> _DATA EXTRACT_:
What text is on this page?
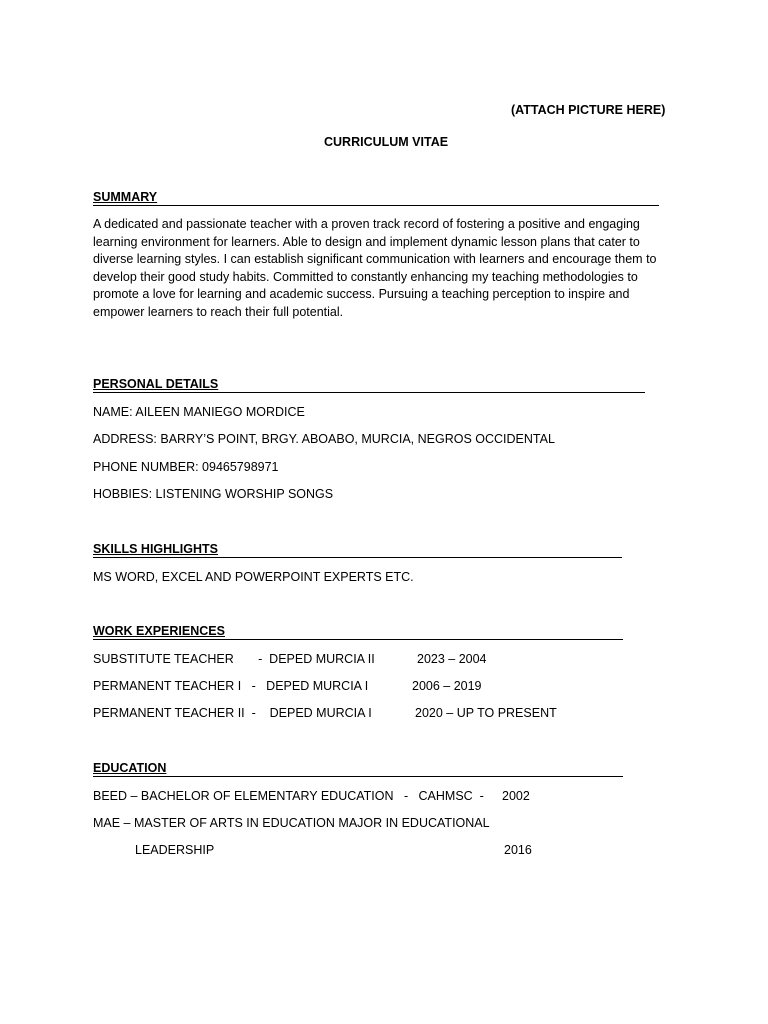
(ATTACH PICTURE HERE)
CURRICULUM VITAE
SUMMARY
A dedicated and passionate teacher with a proven track record of fostering a positive and engaging learning environment for learners. Able to design and implement dynamic lesson plans that cater to diverse learning styles. I can establish significant communication with learners and encourage them to develop their good study habits. Committed to constantly enhancing my teaching methodologies to promote a love for learning and academic success. Pursuing a teaching perception to inspire and empower learners to reach their full potential.
PERSONAL DETAILS
NAME: AILEEN MANIEGO MORDICE
ADDRESS: BARRY’S POINT, BRGY. ABOABO, MURCIA, NEGROS OCCIDENTAL
PHONE NUMBER: 09465798971
HOBBIES: LISTENING WORSHIP SONGS
SKILLS HIGHLIGHTS
MS WORD, EXCEL AND POWERPOINT EXPERTS ETC.
WORK EXPERIENCES
SUBSTITUTE TEACHER       -  DEPED MURCIA II	2023 – 2004
PERMANENT TEACHER I   -   DEPED MURCIA I	2006 – 2019
PERMANENT TEACHER II  -    DEPED MURCIA I	2020 – UP TO PRESENT
EDUCATION
BEED – BACHELOR OF ELEMENTARY EDUCATION   -   CAHMSC  - 2002
MAE – MASTER OF ARTS IN EDUCATION MAJOR IN EDUCATIONAL
LEADERSHIP	2016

> _TASK STATEMENT_: Go through the entries above and output them exactly, without pictures.

> _WRITTEN SOLUTION_:
What text is on this page?
(ATTACH PICTURE HERE)
CURRICULUM VITAE
SUMMARY
A dedicated and passionate teacher with a proven track record of fostering a positive and engaging learning environment for learners. Able to design and implement dynamic lesson plans that cater to diverse learning styles. I can establish significant communication with learners and encourage them to develop their good study habits. Committed to constantly enhancing my teaching methodologies to promote a love for learning and academic success. Pursuing a teaching perception to inspire and empower learners to reach their full potential.
PERSONAL DETAILS
NAME: AILEEN MANIEGO MORDICE
ADDRESS: BARRY’S POINT, BRGY. ABOABO, MURCIA, NEGROS OCCIDENTAL
PHONE NUMBER: 09465798971
HOBBIES: LISTENING WORSHIP SONGS
SKILLS HIGHLIGHTS
MS WORD, EXCEL AND POWERPOINT EXPERTS ETC.
WORK EXPERIENCES
SUBSTITUTE TEACHER       -  DEPED MURCIA II	2023 – 2004
PERMANENT TEACHER I   -   DEPED MURCIA I	2006 – 2019
PERMANENT TEACHER II  -    DEPED MURCIA I	2020 – UP TO PRESENT
EDUCATION
BEED – BACHELOR OF ELEMENTARY EDUCATION   -   CAHMSC  - 2002
MAE – MASTER OF ARTS IN EDUCATION MAJOR IN EDUCATIONAL
LEADERSHIP	2016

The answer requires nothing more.